Raw data start
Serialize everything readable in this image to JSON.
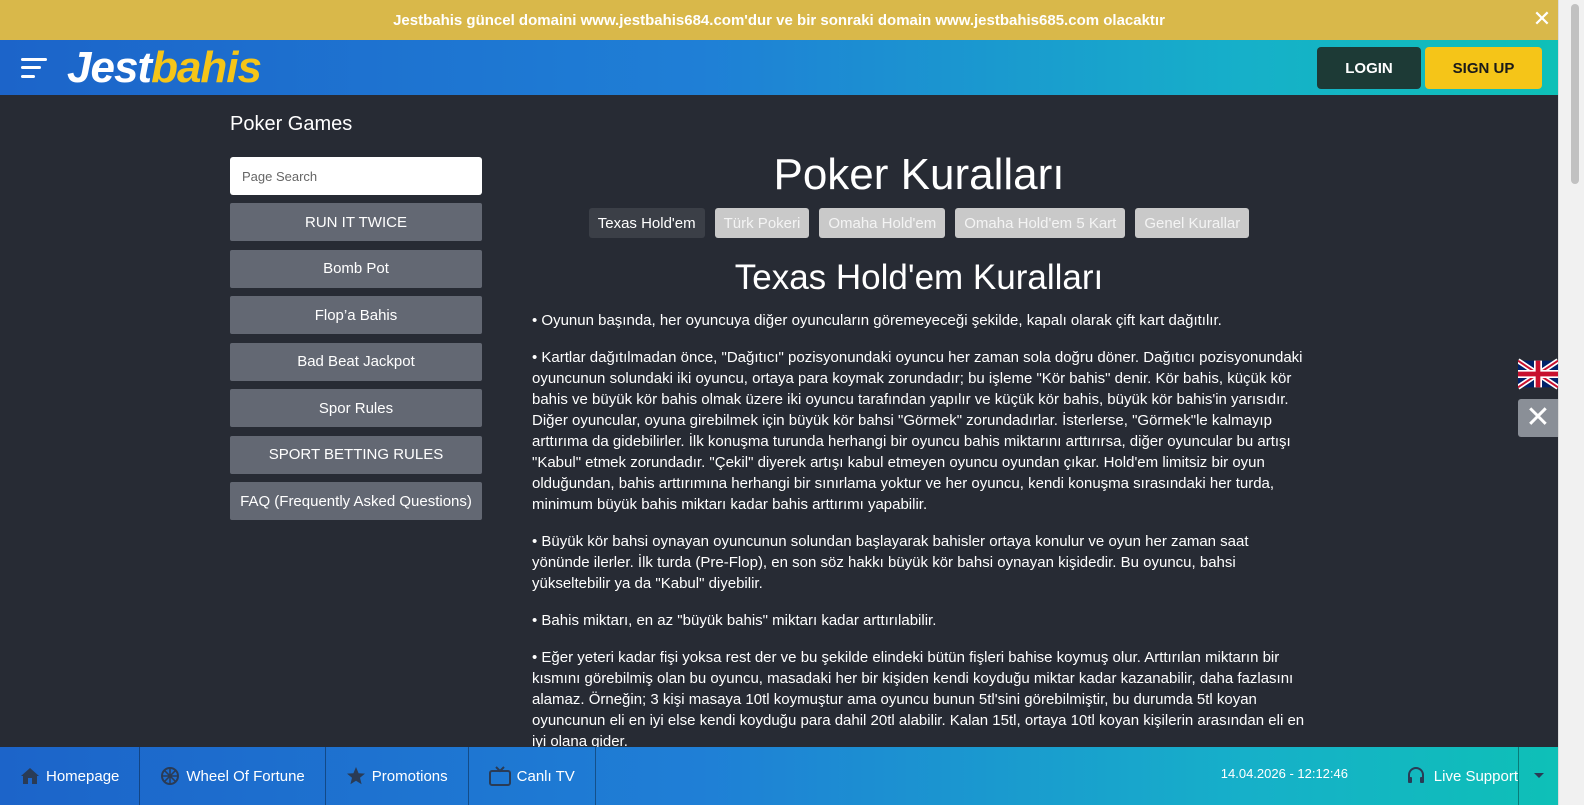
{
  "announcement": {
    "text": "Jestbahis güncel domaini www.jestbahis684.com'dur ve bir sonraki domain www.jestbahis685.com olacaktır"
  },
  "header": {
    "logo_part1": "Jest",
    "logo_part2": "bahis",
    "login_label": "LOGIN",
    "signup_label": "SIGN UP"
  },
  "sidebar": {
    "title": "Poker Games",
    "search_placeholder": "Page Search",
    "items": [
      {
        "label": "RUN IT TWICE"
      },
      {
        "label": "Bomb Pot"
      },
      {
        "label": "Flop’a Bahis"
      },
      {
        "label": "Bad Beat Jackpot"
      },
      {
        "label": "Spor Rules"
      },
      {
        "label": "SPORT BETTING RULES"
      },
      {
        "label": "FAQ (Frequently Asked Questions)"
      }
    ]
  },
  "main": {
    "title": "Poker Kuralları",
    "tabs": [
      {
        "label": "Texas Hold'em",
        "active": true
      },
      {
        "label": "Türk Pokeri",
        "active": false
      },
      {
        "label": "Omaha Hold'em",
        "active": false
      },
      {
        "label": "Omaha Hold'em 5 Kart",
        "active": false
      },
      {
        "label": "Genel Kurallar",
        "active": false
      }
    ],
    "section_title": "Texas Hold'em Kuralları",
    "paragraphs": [
      "• Oyunun başında, her oyuncuya diğer oyuncuların göremeyeceği şekilde, kapalı olarak çift kart dağıtılır.",
      "• Kartlar dağıtılmadan önce, \"Dağıtıcı\" pozisyonundaki oyuncu her zaman sola doğru döner. Dağıtıcı pozisyonundaki oyuncunun solundaki iki oyuncu, ortaya para koymak zorundadır; bu işleme \"Kör bahis\" denir. Kör bahis, küçük kör bahis ve büyük kör bahis olmak üzere iki oyuncu tarafından yapılır ve küçük kör bahis, büyük kör bahis'in yarısıdır. Diğer oyuncular, oyuna girebilmek için büyük kör bahsi \"Görmek\" zorundadırlar. İsterlerse, \"Görmek\"le kalmayıp arttırıma da gidebilirler. İlk konuşma turunda herhangi bir oyuncu bahis miktarını arttırırsa, diğer oyuncular bu artışı \"Kabul\" etmek zorundadır. \"Çekil\" diyerek artışı kabul etmeyen oyuncu oyundan çıkar. Hold'em limitsiz bir oyun olduğundan, bahis arttırımına herhangi bir sınırlama yoktur ve her oyuncu, kendi konuşma sırasındaki her turda, minimum büyük bahis miktarı kadar bahis arttırımı yapabilir.",
      "• Büyük kör bahsi oynayan oyuncunun solundan başlayarak bahisler ortaya konulur ve oyun her zaman saat yönünde ilerler. İlk turda (Pre-Flop), en son söz hakkı büyük kör bahsi oynayan kişidedir. Bu oyuncu, bahsi yükseltebilir ya da \"Kabul\" diyebilir.",
      "• Bahis miktarı, en az \"büyük bahis\" miktarı kadar arttırılabilir.",
      "• Eğer yeteri kadar fişi yoksa rest der ve bu şekilde elindeki bütün fişleri bahise koymuş olur. Arttırılan miktarın bir kısmını görebilmiş olan bu oyuncu, masadaki her bir kişiden kendi koyduğu miktar kadar kazanabilir, daha fazlasını alamaz. Örneğin; 3 kişi masaya 10tl koymuştur ama oyuncu bunun 5tl'sini görebilmiştir, bu durumda 5tl koyan oyuncunun eli en iyi else kendi koyduğu para dahil 20tl alabilir. Kalan 15tl, ortaya 10tl koyan kişilerin arasından eli en iyi olana gider."
    ]
  },
  "bottom": {
    "items": [
      {
        "label": "Homepage",
        "icon": "home-icon"
      },
      {
        "label": "Wheel Of Fortune",
        "icon": "wheel-icon"
      },
      {
        "label": "Promotions",
        "icon": "star-icon"
      },
      {
        "label": "Canlı TV",
        "icon": "tv-icon"
      }
    ],
    "datetime": "14.04.2026 - 12:12:46",
    "support_label": "Live Support"
  },
  "colors": {
    "announcement": "#d9b84a",
    "accent_yellow": "#f5c518",
    "background": "#272b34",
    "sidebar_button": "#636873"
  }
}
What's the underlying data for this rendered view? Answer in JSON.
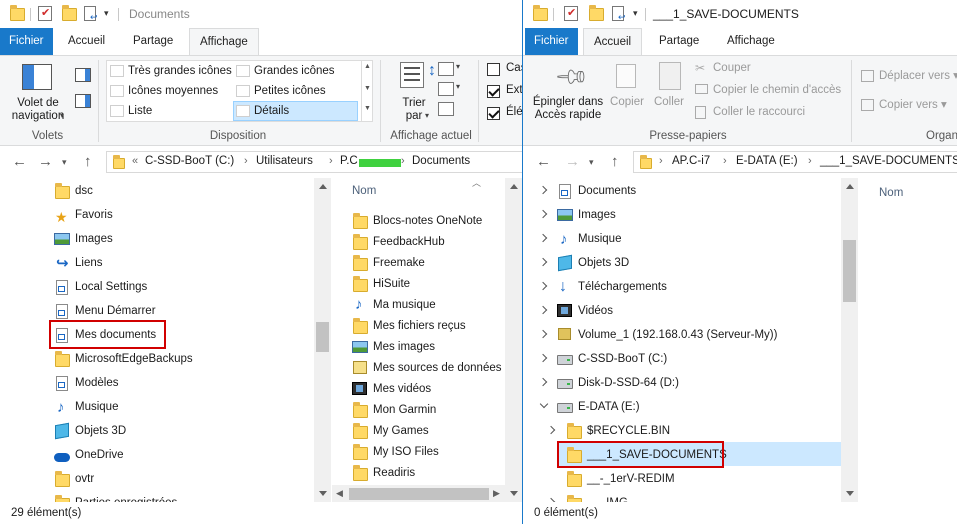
Raw data end
■ Task ■
Restate the listing above word for word, and skip the pictures.

■ Answer to this task ■
Serialize everything readable in this image to JSON.
{
  "announcement": {
    "text": "Jestbahis güncel domaini www.jestbahis684.com'dur ve bir sonraki domain www.jestbahis685.com olacaktır"
  },
  "header": {
    "logo_part1": "Jest",
    "logo_part2": "bahis",
    "login_label": "LOGIN",
    "signup_label": "SIGN UP"
  },
  "sidebar": {
    "title": "Poker Games",
    "search_placeholder": "Page Search",
    "items": [
      {
        "label": "RUN IT TWICE"
      },
      {
        "label": "Bomb Pot"
      },
      {
        "label": "Flop’a Bahis"
      },
      {
        "label": "Bad Beat Jackpot"
      },
      {
        "label": "Spor Rules"
      },
      {
        "label": "SPORT BETTING RULES"
      },
      {
        "label": "FAQ (Frequently Asked Questions)"
      }
    ]
  },
  "main": {
    "title": "Poker Kuralları",
    "tabs": [
      {
        "label": "Texas Hold'em",
        "active": true
      },
      {
        "label": "Türk Pokeri",
        "active": false
      },
      {
        "label": "Omaha Hold'em",
        "active": false
      },
      {
        "label": "Omaha Hold'em 5 Kart",
        "active": false
      },
      {
        "label": "Genel Kurallar",
        "active": false
      }
    ],
    "section_title": "Texas Hold'em Kuralları",
    "paragraphs": [
      "• Oyunun başında, her oyuncuya diğer oyuncuların göremeyeceği şekilde, kapalı olarak çift kart dağıtılır.",
      "• Kartlar dağıtılmadan önce, \"Dağıtıcı\" pozisyonundaki oyuncu her zaman sola doğru döner. Dağıtıcı pozisyonundaki oyuncunun solundaki iki oyuncu, ortaya para koymak zorundadır; bu işleme \"Kör bahis\" denir. Kör bahis, küçük kör bahis ve büyük kör bahis olmak üzere iki oyuncu tarafından yapılır ve küçük kör bahis, büyük kör bahis'in yarısıdır. Diğer oyuncular, oyuna girebilmek için büyük kör bahsi \"Görmek\" zorundadırlar. İsterlerse, \"Görmek\"le kalmayıp arttırıma da gidebilirler. İlk konuşma turunda herhangi bir oyuncu bahis miktarını arttırırsa, diğer oyuncular bu artışı \"Kabul\" etmek zorundadır. \"Çekil\" diyerek artışı kabul etmeyen oyuncu oyundan çıkar. Hold'em limitsiz bir oyun olduğundan, bahis arttırımına herhangi bir sınırlama yoktur ve her oyuncu, kendi konuşma sırasındaki her turda, minimum büyük bahis miktarı kadar bahis arttırımı yapabilir.",
      "• Büyük kör bahsi oynayan oyuncunun solundan başlayarak bahisler ortaya konulur ve oyun her zaman saat yönünde ilerler. İlk turda (Pre-Flop), en son söz hakkı büyük kör bahsi oynayan kişidedir. Bu oyuncu, bahsi yükseltebilir ya da \"Kabul\" diyebilir.",
      "• Bahis miktarı, en az \"büyük bahis\" miktarı kadar arttırılabilir.",
      "• Eğer yeteri kadar fişi yoksa rest der ve bu şekilde elindeki bütün fişleri bahise koymuş olur. Arttırılan miktarın bir kısmını görebilmiş olan bu oyuncu, masadaki her bir kişiden kendi koyduğu miktar kadar kazanabilir, daha fazlasını alamaz. Örneğin; 3 kişi masaya 10tl koymuştur ama oyuncu bunun 5tl'sini görebilmiştir, bu durumda 5tl koyan oyuncunun eli en iyi else kendi koyduğu para dahil 20tl alabilir. Kalan 15tl, ortaya 10tl koyan kişilerin arasından eli en iyi olana gider."
    ]
  },
  "bottom": {
    "items": [
      {
        "label": "Homepage",
        "icon": "home-icon"
      },
      {
        "label": "Wheel Of Fortune",
        "icon": "wheel-icon"
      },
      {
        "label": "Promotions",
        "icon": "star-icon"
      },
      {
        "label": "Canlı TV",
        "icon": "tv-icon"
      }
    ],
    "datetime": "14.04.2026 - 12:12:46",
    "support_label": "Live Support"
  },
  "colors": {
    "announcement": "#d9b84a",
    "accent_yellow": "#f5c518",
    "background": "#272b34",
    "sidebar_button": "#636873"
  }
}
What's the underlying data for this rendered view? Answer in JSON.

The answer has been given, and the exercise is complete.